> [GOAL]: Scan the records and identify every line in which the string "data" occurs, then return those lines.

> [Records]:
□ □ □ □ □ □ □
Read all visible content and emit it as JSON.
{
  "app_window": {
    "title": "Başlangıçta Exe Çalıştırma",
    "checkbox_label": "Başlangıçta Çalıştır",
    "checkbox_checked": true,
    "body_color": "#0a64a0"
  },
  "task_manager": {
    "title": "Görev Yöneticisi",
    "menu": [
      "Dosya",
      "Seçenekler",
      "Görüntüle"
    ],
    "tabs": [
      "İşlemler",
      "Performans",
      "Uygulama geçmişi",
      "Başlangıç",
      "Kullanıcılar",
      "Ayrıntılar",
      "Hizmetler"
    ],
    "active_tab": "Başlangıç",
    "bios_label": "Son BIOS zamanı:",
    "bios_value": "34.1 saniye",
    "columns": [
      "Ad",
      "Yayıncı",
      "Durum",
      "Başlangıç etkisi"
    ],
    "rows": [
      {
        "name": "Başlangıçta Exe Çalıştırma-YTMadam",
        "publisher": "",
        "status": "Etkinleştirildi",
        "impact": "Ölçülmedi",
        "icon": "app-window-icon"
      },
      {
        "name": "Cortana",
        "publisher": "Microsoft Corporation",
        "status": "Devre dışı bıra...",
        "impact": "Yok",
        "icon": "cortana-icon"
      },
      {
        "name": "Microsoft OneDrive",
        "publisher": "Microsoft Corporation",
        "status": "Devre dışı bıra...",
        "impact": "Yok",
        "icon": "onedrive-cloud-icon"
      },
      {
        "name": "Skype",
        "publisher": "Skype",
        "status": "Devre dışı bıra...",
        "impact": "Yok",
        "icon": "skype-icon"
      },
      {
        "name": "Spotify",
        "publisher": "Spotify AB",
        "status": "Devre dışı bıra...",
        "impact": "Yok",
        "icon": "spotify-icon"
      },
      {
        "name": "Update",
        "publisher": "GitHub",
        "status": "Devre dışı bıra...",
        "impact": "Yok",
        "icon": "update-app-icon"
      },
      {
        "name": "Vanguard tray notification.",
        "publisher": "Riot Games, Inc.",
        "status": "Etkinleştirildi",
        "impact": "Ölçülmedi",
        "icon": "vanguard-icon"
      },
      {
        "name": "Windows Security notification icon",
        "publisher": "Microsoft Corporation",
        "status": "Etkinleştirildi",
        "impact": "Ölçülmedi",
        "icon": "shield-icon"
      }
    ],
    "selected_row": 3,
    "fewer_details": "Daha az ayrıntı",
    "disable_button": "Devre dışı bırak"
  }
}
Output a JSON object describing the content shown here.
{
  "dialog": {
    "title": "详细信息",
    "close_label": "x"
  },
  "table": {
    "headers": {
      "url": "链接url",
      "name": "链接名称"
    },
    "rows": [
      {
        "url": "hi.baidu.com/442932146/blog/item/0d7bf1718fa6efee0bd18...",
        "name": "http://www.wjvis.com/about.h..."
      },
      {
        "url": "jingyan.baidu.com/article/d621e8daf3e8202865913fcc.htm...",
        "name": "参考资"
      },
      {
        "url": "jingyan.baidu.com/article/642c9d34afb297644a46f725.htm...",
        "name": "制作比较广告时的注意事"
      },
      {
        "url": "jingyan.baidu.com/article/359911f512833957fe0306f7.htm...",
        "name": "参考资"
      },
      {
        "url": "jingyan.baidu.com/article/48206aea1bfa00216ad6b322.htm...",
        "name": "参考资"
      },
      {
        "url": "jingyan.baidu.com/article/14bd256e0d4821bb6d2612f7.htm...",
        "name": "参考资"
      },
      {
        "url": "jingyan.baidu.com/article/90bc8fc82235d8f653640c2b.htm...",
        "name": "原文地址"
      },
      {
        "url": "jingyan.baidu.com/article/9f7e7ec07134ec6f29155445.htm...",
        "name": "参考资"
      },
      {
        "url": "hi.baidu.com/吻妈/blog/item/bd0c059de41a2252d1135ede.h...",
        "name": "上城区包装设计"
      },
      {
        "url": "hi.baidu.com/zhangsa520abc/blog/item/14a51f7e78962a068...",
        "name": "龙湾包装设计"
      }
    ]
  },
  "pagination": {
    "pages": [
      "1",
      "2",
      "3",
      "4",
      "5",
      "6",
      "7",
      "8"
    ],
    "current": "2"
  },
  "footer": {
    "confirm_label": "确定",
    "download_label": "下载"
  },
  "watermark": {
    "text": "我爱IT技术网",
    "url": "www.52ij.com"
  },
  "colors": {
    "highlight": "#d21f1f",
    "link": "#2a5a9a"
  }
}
□ □ □ □ □ □ □
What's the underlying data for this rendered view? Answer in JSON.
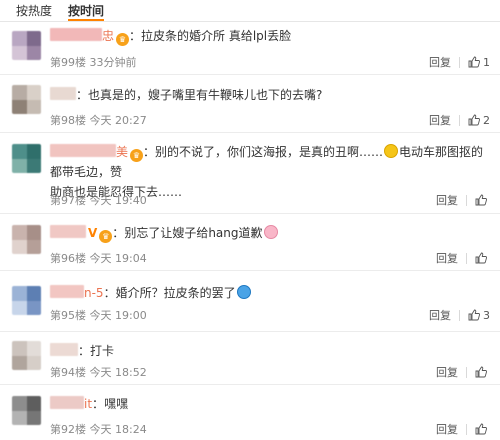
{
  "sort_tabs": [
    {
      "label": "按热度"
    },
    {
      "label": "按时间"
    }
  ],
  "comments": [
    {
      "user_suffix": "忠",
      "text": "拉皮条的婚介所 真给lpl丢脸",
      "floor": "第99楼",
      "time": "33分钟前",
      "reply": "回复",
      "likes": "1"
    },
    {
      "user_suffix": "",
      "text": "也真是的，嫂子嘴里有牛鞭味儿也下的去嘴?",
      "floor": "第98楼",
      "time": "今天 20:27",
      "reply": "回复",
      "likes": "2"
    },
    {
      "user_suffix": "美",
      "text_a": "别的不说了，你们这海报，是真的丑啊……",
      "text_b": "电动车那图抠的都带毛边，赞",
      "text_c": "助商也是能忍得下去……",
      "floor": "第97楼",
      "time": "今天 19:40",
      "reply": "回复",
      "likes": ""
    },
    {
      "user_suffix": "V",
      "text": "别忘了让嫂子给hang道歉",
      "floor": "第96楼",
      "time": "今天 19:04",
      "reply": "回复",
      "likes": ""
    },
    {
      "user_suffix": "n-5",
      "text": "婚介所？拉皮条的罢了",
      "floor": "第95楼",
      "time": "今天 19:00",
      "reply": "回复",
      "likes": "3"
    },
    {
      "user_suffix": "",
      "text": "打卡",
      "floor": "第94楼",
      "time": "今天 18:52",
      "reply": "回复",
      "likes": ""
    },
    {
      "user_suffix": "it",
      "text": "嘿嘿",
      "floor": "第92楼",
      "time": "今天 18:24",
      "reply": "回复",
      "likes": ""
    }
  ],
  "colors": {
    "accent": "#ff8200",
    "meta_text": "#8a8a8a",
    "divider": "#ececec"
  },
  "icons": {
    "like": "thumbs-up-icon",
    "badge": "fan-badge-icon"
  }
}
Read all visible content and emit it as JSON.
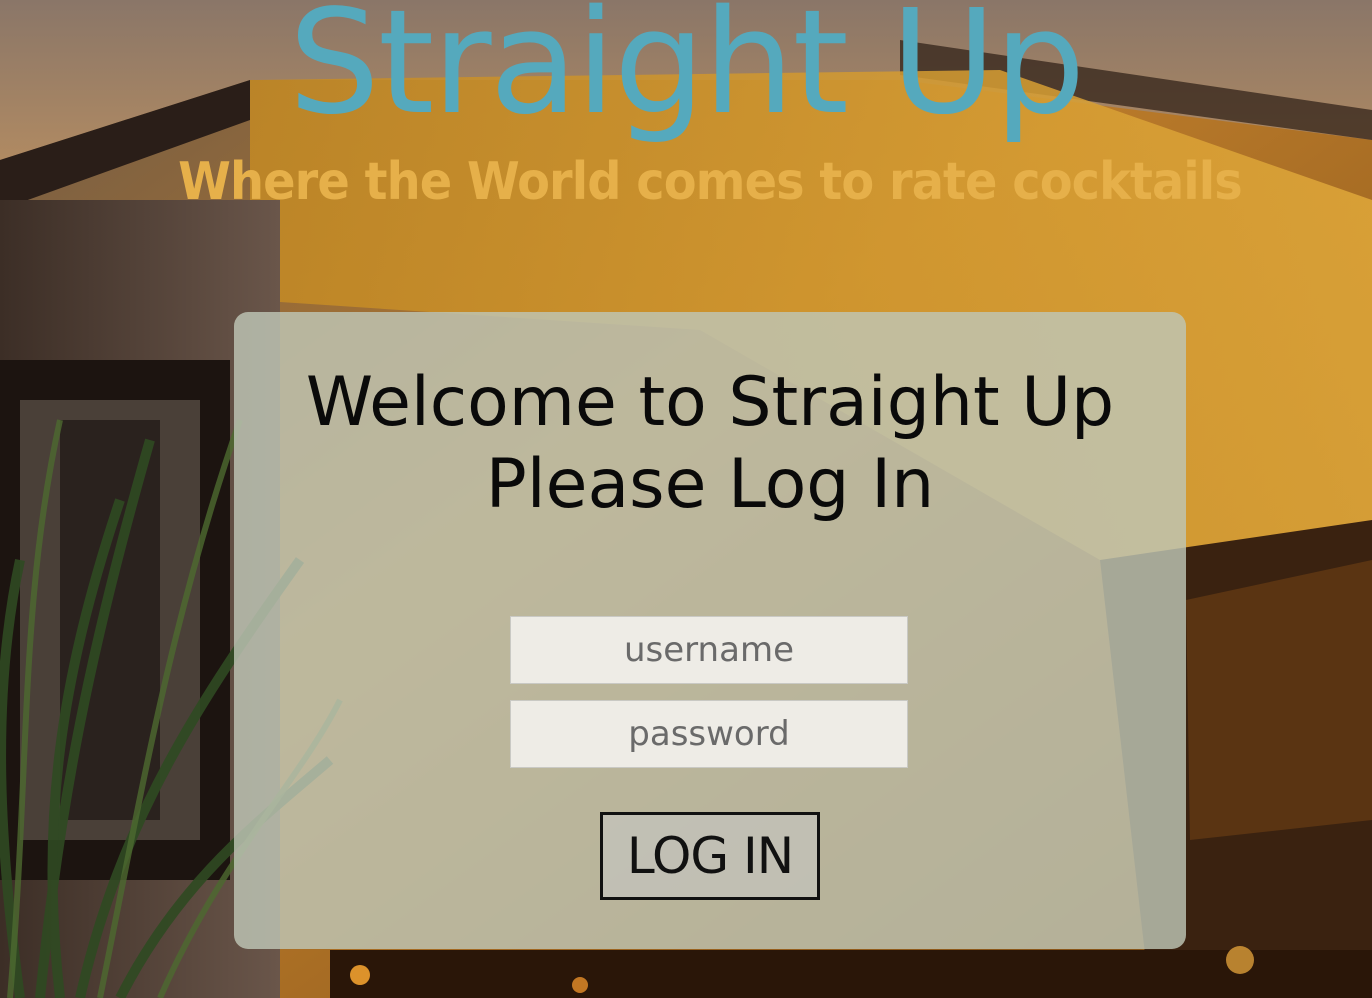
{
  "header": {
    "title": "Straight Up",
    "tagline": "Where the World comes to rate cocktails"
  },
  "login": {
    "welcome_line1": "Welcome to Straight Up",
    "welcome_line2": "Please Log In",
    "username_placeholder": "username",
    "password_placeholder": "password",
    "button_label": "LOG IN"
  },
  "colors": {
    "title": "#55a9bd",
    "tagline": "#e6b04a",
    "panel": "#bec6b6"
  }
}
□ □ □ □ □ □ □
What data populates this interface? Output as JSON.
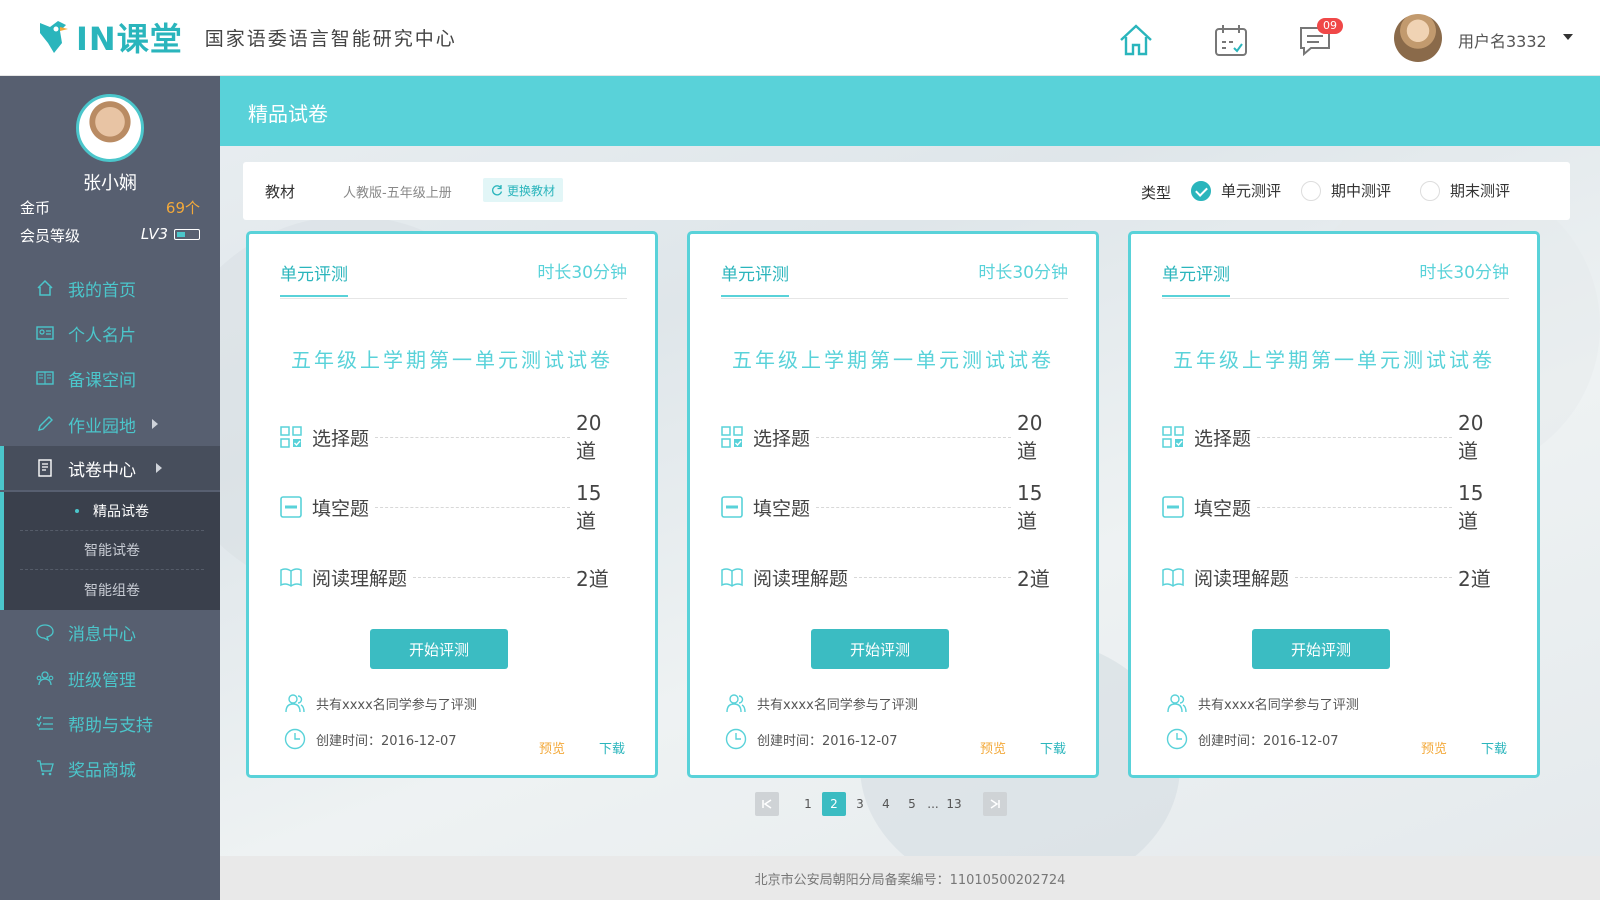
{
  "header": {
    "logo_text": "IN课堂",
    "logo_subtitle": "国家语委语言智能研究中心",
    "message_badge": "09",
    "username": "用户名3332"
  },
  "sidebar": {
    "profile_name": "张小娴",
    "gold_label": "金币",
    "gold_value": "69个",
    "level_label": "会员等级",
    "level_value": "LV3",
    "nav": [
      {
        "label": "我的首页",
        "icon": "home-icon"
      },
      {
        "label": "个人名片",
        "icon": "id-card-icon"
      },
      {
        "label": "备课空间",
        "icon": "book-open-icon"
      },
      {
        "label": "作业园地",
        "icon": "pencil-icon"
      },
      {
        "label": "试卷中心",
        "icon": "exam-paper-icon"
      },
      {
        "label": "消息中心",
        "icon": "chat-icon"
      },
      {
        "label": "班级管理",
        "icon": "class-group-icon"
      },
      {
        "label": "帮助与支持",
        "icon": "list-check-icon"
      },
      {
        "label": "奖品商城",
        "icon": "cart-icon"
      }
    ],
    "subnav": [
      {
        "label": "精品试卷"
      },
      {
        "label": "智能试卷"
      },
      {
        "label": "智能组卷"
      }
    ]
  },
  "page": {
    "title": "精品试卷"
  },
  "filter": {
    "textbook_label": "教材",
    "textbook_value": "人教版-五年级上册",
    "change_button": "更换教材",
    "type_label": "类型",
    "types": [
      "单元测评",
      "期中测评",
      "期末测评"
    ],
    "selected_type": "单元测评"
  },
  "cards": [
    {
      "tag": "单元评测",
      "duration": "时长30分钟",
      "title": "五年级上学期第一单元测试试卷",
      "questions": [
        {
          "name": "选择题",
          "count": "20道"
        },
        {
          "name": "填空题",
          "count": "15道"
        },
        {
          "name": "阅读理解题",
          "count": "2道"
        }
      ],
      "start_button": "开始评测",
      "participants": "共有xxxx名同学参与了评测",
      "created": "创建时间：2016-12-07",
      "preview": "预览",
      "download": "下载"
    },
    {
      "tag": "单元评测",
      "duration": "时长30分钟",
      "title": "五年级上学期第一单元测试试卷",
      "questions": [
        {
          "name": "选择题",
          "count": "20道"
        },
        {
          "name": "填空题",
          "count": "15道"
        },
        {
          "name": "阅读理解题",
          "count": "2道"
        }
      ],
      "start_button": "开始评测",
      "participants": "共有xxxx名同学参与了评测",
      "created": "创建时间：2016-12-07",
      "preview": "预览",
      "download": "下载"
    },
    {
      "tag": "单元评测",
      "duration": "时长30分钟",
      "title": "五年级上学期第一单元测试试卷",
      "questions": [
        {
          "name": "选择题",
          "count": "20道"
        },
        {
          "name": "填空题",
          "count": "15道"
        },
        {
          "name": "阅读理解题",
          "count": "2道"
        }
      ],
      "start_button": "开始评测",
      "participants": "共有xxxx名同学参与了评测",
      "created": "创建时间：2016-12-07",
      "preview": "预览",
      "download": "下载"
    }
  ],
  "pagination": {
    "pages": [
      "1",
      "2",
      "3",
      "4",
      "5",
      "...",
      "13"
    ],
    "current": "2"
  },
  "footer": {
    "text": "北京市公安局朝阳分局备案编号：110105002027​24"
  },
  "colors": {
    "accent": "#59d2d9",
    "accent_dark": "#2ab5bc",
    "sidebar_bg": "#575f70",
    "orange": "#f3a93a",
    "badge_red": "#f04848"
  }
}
□ □ □ □ □ □ □
> [TASK ANSWER]:
What's the underlying data for this rendered view? Answer in JSON.
What data populates this interface? Output as JSON.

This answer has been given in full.